_Work item_.
Return, from the lines below, each one that includes the word "JSON".

──────────

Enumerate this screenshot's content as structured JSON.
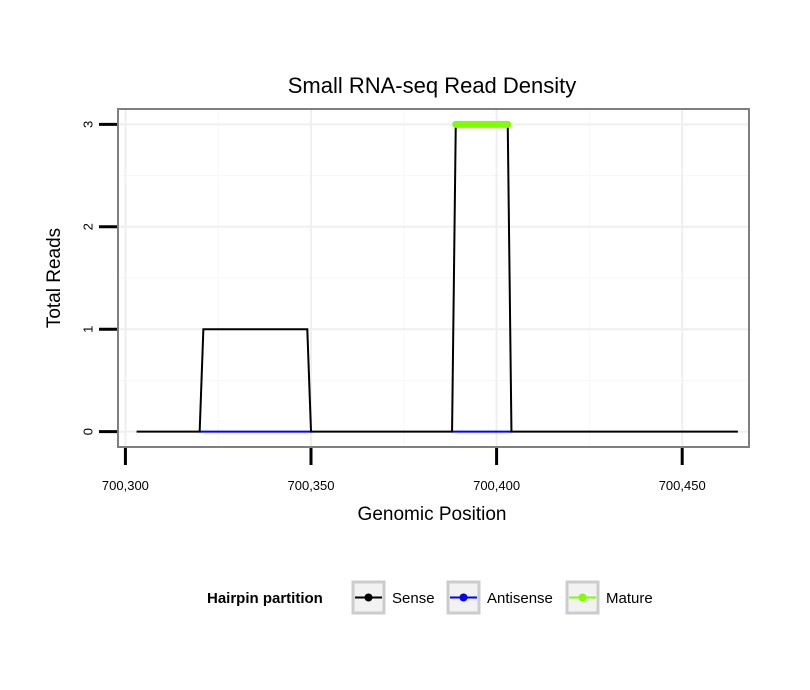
{
  "chart_data": {
    "type": "line",
    "title": "Small RNA-seq Read Density",
    "xlabel": "Genomic Position",
    "ylabel": "Total Reads",
    "xlim": [
      700298,
      700468
    ],
    "ylim": [
      -0.15,
      3.15
    ],
    "x_ticks": [
      700300,
      700350,
      700400,
      700450
    ],
    "x_tick_labels": [
      "700,300",
      "700,350",
      "700,400",
      "700,450"
    ],
    "y_ticks": [
      0,
      1,
      2,
      3
    ],
    "y_tick_labels": [
      "0",
      "1",
      "2",
      "3"
    ],
    "grid": true,
    "legend": {
      "position": "bottom",
      "title": "Hairpin partition",
      "entries": [
        "Sense",
        "Antisense",
        "Mature"
      ]
    },
    "series": [
      {
        "name": "Sense",
        "color": "#000000",
        "x": [
          700303,
          700320,
          700321,
          700349,
          700350,
          700388,
          700389,
          700403,
          700404,
          700465
        ],
        "values": [
          0,
          0,
          1,
          1,
          0,
          0,
          3,
          3,
          0,
          0
        ]
      },
      {
        "name": "Antisense",
        "color": "#0000ff",
        "x": [
          700320,
          700350,
          700388,
          700404
        ],
        "values": [
          0,
          0,
          0,
          0
        ],
        "segments": [
          [
            700320,
            700350
          ],
          [
            700388,
            700404
          ]
        ]
      },
      {
        "name": "Mature",
        "color": "#7fff00",
        "x": [
          700389,
          700403
        ],
        "values": [
          3,
          3
        ]
      }
    ]
  }
}
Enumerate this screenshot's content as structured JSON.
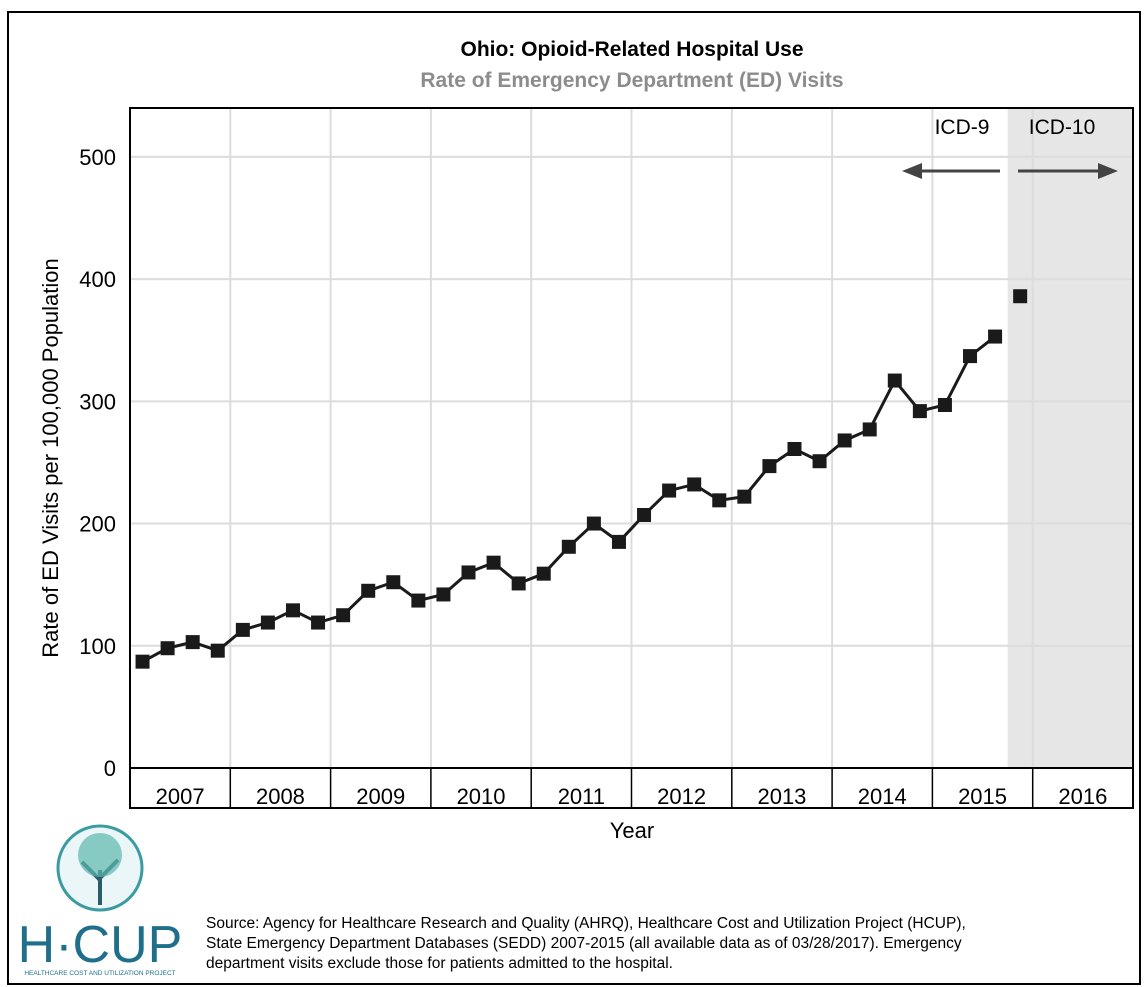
{
  "chart_data": {
    "type": "line",
    "title": "Ohio: Opioid-Related Hospital Use",
    "subtitle": "Rate of Emergency Department (ED) Visits",
    "y_label": "Rate of ED Visits per 100,000 Population",
    "x_label": "Year",
    "year_labels": [
      "2007",
      "2008",
      "2009",
      "2010",
      "2011",
      "2012",
      "2013",
      "2014",
      "2015",
      "2016"
    ],
    "categories": [
      null,
      null,
      null,
      null,
      null,
      null,
      null,
      null,
      null,
      null,
      null,
      null,
      null,
      null,
      null,
      null,
      null,
      null,
      null,
      null,
      null,
      null,
      null,
      null,
      null,
      null,
      null,
      null,
      null,
      null,
      null,
      null,
      null,
      null,
      null,
      null,
      null,
      null,
      null,
      null
    ],
    "series": [
      {
        "name": "ICD-9",
        "color": "#1a1a1a",
        "values": [
          87,
          98,
          103,
          96,
          113,
          119,
          129,
          119,
          125,
          145,
          152,
          137,
          142,
          160,
          168,
          151,
          159,
          181,
          200,
          185,
          207,
          227,
          232,
          219,
          222,
          247,
          261,
          251,
          268,
          277,
          317,
          292,
          297,
          337,
          353,
          null,
          null,
          null,
          null,
          null
        ]
      },
      {
        "name": "ICD-10",
        "color": "#1a1a1a",
        "values": [
          null,
          null,
          null,
          null,
          null,
          null,
          null,
          null,
          null,
          null,
          null,
          null,
          null,
          null,
          null,
          null,
          null,
          null,
          null,
          null,
          null,
          null,
          null,
          null,
          null,
          null,
          null,
          null,
          null,
          null,
          null,
          null,
          null,
          null,
          null,
          386,
          null,
          null,
          null,
          null
        ]
      }
    ],
    "ylim": [
      0,
      540
    ],
    "yticks": [
      0,
      100,
      200,
      300,
      400,
      500
    ],
    "grid": true,
    "source": [
      "Source: Agency for Healthcare Research and Quality (AHRQ), Healthcare Cost and Utilization Project (HCUP),",
      "State Emergency Department Databases (SEDD) 2007-2015 (all available data as of 03/28/2017). Emergency",
      "department visits exclude those for patients admitted to the hospital."
    ],
    "logo": {
      "name": "H·CUP",
      "tagline": "HEALTHCARE COST AND UTILIZATION PROJECT"
    }
  }
}
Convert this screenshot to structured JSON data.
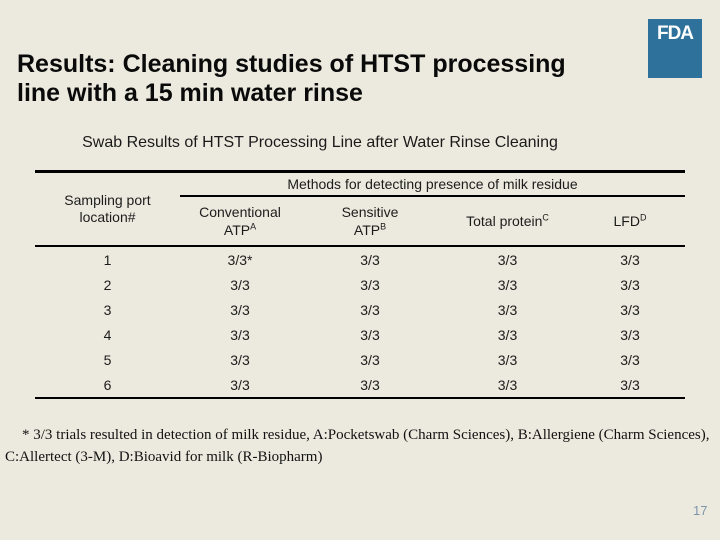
{
  "title": {
    "line1": "Results: Cleaning studies of HTST processing",
    "line2": "line with a 15 min water rinse"
  },
  "logo": {
    "text": "FDA"
  },
  "table": {
    "caption": "Swab Results of HTST Processing Line after Water Rinse Cleaning",
    "port_header": {
      "line1": "Sampling port",
      "line2": "location#"
    },
    "methods_header": "Methods for detecting presence of milk residue",
    "method_columns": [
      {
        "lines": [
          "Conventional",
          "ATP"
        ],
        "sup": "A"
      },
      {
        "lines": [
          "Sensitive",
          "ATP"
        ],
        "sup": "B"
      },
      {
        "lines": [
          "Total protein"
        ],
        "sup": "C"
      },
      {
        "lines": [
          "LFD"
        ],
        "sup": "D"
      }
    ],
    "rows": [
      {
        "port": "1",
        "values": [
          "3/3*",
          "3/3",
          "3/3",
          "3/3"
        ]
      },
      {
        "port": "2",
        "values": [
          "3/3",
          "3/3",
          "3/3",
          "3/3"
        ]
      },
      {
        "port": "3",
        "values": [
          "3/3",
          "3/3",
          "3/3",
          "3/3"
        ]
      },
      {
        "port": "4",
        "values": [
          "3/3",
          "3/3",
          "3/3",
          "3/3"
        ]
      },
      {
        "port": "5",
        "values": [
          "3/3",
          "3/3",
          "3/3",
          "3/3"
        ]
      },
      {
        "port": "6",
        "values": [
          "3/3",
          "3/3",
          "3/3",
          "3/3"
        ]
      }
    ]
  },
  "footnote": "* 3/3 trials resulted in detection of milk residue, A:Pocketswab (Charm Sciences), B:Allergiene (Charm Sciences), C:Allertect (3-M), D:Bioavid for milk (R-Biopharm)",
  "page_number": "17",
  "colors": {
    "background": "#ECEADE",
    "logo_blue": "#2E719A",
    "page_number_blue": "#7E94AB",
    "text": "#141414"
  }
}
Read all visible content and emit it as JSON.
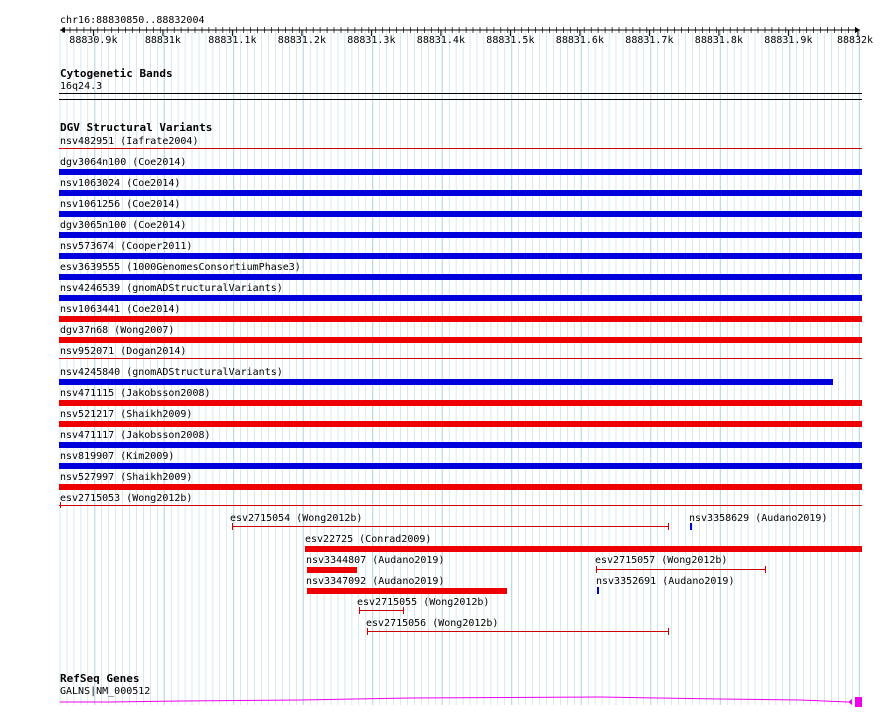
{
  "header": {
    "location": "chr16:88830850..88832004"
  },
  "ruler": {
    "ticks": [
      "88830.9k",
      "88831k",
      "88831.1k",
      "88831.2k",
      "88831.3k",
      "88831.4k",
      "88831.5k",
      "88831.6k",
      "88831.7k",
      "88831.8k",
      "88831.9k",
      "88832k"
    ]
  },
  "cytobands": {
    "title": "Cytogenetic Bands",
    "band": "16q24.3"
  },
  "dgv": {
    "title": "DGV Structural Variants",
    "variants": [
      {
        "label": "nsv482951 (Iafrate2004)",
        "color": "#cc0000",
        "style": "line"
      },
      {
        "label": "dgv3064n100 (Coe2014)",
        "color": "#0000dd",
        "style": "bar"
      },
      {
        "label": "nsv1063024 (Coe2014)",
        "color": "#0000dd",
        "style": "bar"
      },
      {
        "label": "nsv1061256 (Coe2014)",
        "color": "#0000dd",
        "style": "bar"
      },
      {
        "label": "dgv3065n100 (Coe2014)",
        "color": "#0000dd",
        "style": "bar"
      },
      {
        "label": "nsv573674 (Cooper2011)",
        "color": "#0000dd",
        "style": "bar"
      },
      {
        "label": "esv3639555 (1000GenomesConsortiumPhase3)",
        "color": "#0000dd",
        "style": "bar"
      },
      {
        "label": "nsv4246539 (gnomADStructuralVariants)",
        "color": "#0000dd",
        "style": "bar"
      },
      {
        "label": "nsv1063441 (Coe2014)",
        "color": "#ee0000",
        "style": "bar"
      },
      {
        "label": "dgv37n68 (Wong2007)",
        "color": "#ee0000",
        "style": "bar"
      },
      {
        "label": "nsv952071 (Dogan2014)",
        "color": "#cc0000",
        "style": "line"
      },
      {
        "label": "nsv4245840 (gnomADStructuralVariants)",
        "color": "#0000dd",
        "style": "bar"
      },
      {
        "label": "nsv471115 (Jakobsson2008)",
        "color": "#ee0000",
        "style": "bar"
      },
      {
        "label": "nsv521217 (Shaikh2009)",
        "color": "#ee0000",
        "style": "bar"
      },
      {
        "label": "nsv471117 (Jakobsson2008)",
        "color": "#0000dd",
        "style": "bar"
      },
      {
        "label": "nsv819907 (Kim2009)",
        "color": "#0000dd",
        "style": "bar"
      },
      {
        "label": "nsv527997 (Shaikh2009)",
        "color": "#ee0000",
        "style": "bar"
      },
      {
        "label": "esv2715053 (Wong2012b)",
        "color": "#cc0000",
        "style": "line"
      }
    ],
    "extra": [
      {
        "label": "esv2715054 (Wong2012b)",
        "color": "#cc0000",
        "style": "range"
      },
      {
        "label": "nsv3358629 (Audano2019)",
        "color": "#0000dd",
        "style": "tick"
      },
      {
        "label": "esv22725 (Conrad2009)",
        "color": "#ee0000",
        "style": "bar"
      },
      {
        "label": "nsv3344807 (Audano2019)",
        "color": "#ee0000",
        "style": "bar"
      },
      {
        "label": "esv2715057 (Wong2012b)",
        "color": "#cc0000",
        "style": "range"
      },
      {
        "label": "nsv3347092 (Audano2019)",
        "color": "#ee0000",
        "style": "bar"
      },
      {
        "label": "nsv3352691 (Audano2019)",
        "color": "#0000dd",
        "style": "tick"
      },
      {
        "label": "esv2715055 (Wong2012b)",
        "color": "#cc0000",
        "style": "range"
      },
      {
        "label": "esv2715056 (Wong2012b)",
        "color": "#cc0000",
        "style": "range"
      }
    ]
  },
  "refseq": {
    "title": "RefSeq Genes",
    "gene": "GALNS|NM_000512"
  },
  "colors": {
    "grid": "#a9d3dc",
    "gene": "#ee00ee",
    "blue": "#0000dd",
    "red": "#ee0000"
  }
}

──────────

_Output of the task_.
Enumerate this screenshot's content as structured JSON.
Enumerate this screenshot's content as structured JSON.
Convert this screenshot to structured JSON data.
Read all visible content and emit it as JSON.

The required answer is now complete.